◆ REQUIREMENTS: Select, from the data, each line where "mentén" occurs.

◆ INPUT DATA:
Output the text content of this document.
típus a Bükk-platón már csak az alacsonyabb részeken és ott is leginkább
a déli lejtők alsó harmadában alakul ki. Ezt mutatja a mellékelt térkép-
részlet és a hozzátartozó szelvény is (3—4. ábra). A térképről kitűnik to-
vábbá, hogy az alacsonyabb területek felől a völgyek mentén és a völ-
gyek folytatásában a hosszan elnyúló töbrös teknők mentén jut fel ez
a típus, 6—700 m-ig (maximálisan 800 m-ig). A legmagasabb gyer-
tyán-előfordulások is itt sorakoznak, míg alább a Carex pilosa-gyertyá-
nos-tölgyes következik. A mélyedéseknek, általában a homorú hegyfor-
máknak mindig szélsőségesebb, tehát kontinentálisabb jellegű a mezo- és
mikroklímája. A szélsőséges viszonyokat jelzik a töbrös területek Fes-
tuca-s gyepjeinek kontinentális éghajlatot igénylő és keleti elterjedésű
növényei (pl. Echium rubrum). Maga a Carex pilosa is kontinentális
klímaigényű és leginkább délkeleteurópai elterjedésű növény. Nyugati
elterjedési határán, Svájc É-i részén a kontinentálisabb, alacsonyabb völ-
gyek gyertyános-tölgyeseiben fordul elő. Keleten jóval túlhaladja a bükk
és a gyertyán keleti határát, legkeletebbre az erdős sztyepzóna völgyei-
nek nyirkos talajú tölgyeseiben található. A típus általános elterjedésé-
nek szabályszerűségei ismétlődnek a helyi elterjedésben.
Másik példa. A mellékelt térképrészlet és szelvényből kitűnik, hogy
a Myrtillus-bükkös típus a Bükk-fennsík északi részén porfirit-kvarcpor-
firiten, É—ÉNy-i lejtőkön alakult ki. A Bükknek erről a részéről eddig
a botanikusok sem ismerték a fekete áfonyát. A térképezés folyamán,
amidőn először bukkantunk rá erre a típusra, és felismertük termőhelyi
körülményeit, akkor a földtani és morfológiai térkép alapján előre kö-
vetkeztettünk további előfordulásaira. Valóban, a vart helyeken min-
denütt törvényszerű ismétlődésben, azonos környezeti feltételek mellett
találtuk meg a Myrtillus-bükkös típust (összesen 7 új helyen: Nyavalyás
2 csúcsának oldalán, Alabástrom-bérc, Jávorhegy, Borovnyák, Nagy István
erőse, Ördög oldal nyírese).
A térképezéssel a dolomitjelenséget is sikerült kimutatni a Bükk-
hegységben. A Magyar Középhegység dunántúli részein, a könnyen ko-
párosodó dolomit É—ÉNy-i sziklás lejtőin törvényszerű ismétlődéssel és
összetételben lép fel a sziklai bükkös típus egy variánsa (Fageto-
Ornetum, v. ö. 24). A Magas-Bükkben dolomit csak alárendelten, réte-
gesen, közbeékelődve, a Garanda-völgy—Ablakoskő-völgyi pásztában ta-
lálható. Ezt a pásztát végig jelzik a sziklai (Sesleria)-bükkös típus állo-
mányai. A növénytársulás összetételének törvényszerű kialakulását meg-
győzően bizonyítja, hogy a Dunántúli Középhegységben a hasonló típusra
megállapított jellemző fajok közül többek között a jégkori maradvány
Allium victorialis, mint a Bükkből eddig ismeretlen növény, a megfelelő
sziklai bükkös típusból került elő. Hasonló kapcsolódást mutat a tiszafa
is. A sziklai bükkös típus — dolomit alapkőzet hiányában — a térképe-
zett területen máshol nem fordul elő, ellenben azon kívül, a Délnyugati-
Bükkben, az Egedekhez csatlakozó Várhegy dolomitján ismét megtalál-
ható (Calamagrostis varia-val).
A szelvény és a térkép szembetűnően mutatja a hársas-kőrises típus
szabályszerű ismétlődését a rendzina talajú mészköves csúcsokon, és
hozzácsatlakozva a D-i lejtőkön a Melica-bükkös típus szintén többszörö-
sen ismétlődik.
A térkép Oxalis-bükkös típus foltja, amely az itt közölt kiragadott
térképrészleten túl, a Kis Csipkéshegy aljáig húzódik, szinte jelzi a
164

◆ ANSWER TO THIS EXERCISE:
vábbá, hogy az alacsonyabb területek felől a völgyek mentén és a völ-
gyek folytatásában a hosszan elnyúló töbrös teknők mentén jut fel ez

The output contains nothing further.